Dataset records on visual material:
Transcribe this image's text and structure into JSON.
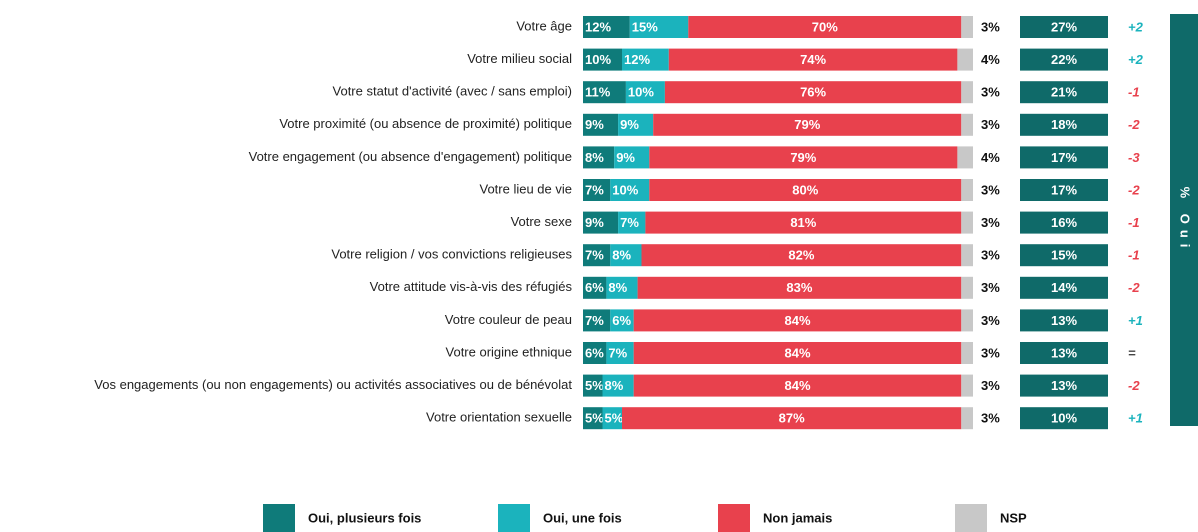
{
  "chart_data": {
    "type": "stacked_bar_horizontal",
    "categories": [
      "Votre âge",
      "Votre milieu social",
      "Votre statut d'activité (avec / sans emploi)",
      "Votre proximité (ou absence de proximité) politique",
      "Votre engagement (ou absence d'engagement) politique",
      "Votre lieu de vie",
      "Votre sexe",
      "Votre religion / vos convictions religieuses",
      "Votre attitude vis-à-vis des réfugiés",
      "Votre couleur de peau",
      "Votre origine ethnique",
      "Vos engagements (ou non engagements) ou activités associatives ou de bénévolat",
      "Votre orientation sexuelle"
    ],
    "xlim": [
      0,
      100
    ],
    "series": [
      {
        "name": "Oui, plusieurs fois",
        "color": "#0f7b7a",
        "values": [
          12,
          10,
          11,
          9,
          8,
          7,
          9,
          7,
          6,
          7,
          6,
          5,
          5
        ],
        "value_labels": [
          "12%",
          "10%",
          "11%",
          "9%",
          "8%",
          "7%",
          "9%",
          "7%",
          "6%",
          "7%",
          "6%",
          "5%",
          "5%"
        ]
      },
      {
        "name": "Oui, une fois",
        "color": "#1bb3bd",
        "values": [
          15,
          12,
          10,
          9,
          9,
          10,
          7,
          8,
          8,
          6,
          7,
          8,
          5
        ],
        "value_labels": [
          "15%",
          "12%",
          "10%",
          "9%",
          "9%",
          "10%",
          "7%",
          "8%",
          "8%",
          "6%",
          "7%",
          "8%",
          "5%"
        ]
      },
      {
        "name": "Non jamais",
        "color": "#e8414d",
        "values": [
          70,
          74,
          76,
          79,
          79,
          80,
          81,
          82,
          83,
          84,
          84,
          84,
          87
        ],
        "value_labels": [
          "70%",
          "74%",
          "76%",
          "79%",
          "79%",
          "80%",
          "81%",
          "82%",
          "83%",
          "84%",
          "84%",
          "84%",
          "87%"
        ]
      },
      {
        "name": "NSP",
        "color": "#c8c8c8",
        "values": [
          3,
          4,
          3,
          3,
          4,
          3,
          3,
          3,
          3,
          3,
          3,
          3,
          3
        ],
        "value_labels": [
          "3%",
          "4%",
          "3%",
          "3%",
          "4%",
          "3%",
          "3%",
          "3%",
          "3%",
          "3%",
          "3%",
          "3%",
          "3%"
        ]
      }
    ],
    "totals": {
      "color": "#0f6a69",
      "values": [
        27,
        22,
        21,
        18,
        17,
        17,
        16,
        15,
        14,
        13,
        13,
        13,
        10
      ],
      "value_labels": [
        "27%",
        "22%",
        "21%",
        "18%",
        "17%",
        "17%",
        "16%",
        "15%",
        "14%",
        "13%",
        "13%",
        "13%",
        "10%"
      ]
    },
    "evolution": [
      "+2",
      "+2",
      "-1",
      "-2",
      "-3",
      "-2",
      "-1",
      "-1",
      "-2",
      "+1",
      "=",
      "-2",
      "+1"
    ],
    "side_label": "% Oui"
  }
}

▶ DESCRIPTION OF THE TASK
Give the count of lines in the data above that hold the string "color", with no additional words.

▶ COMPLETED TASK
5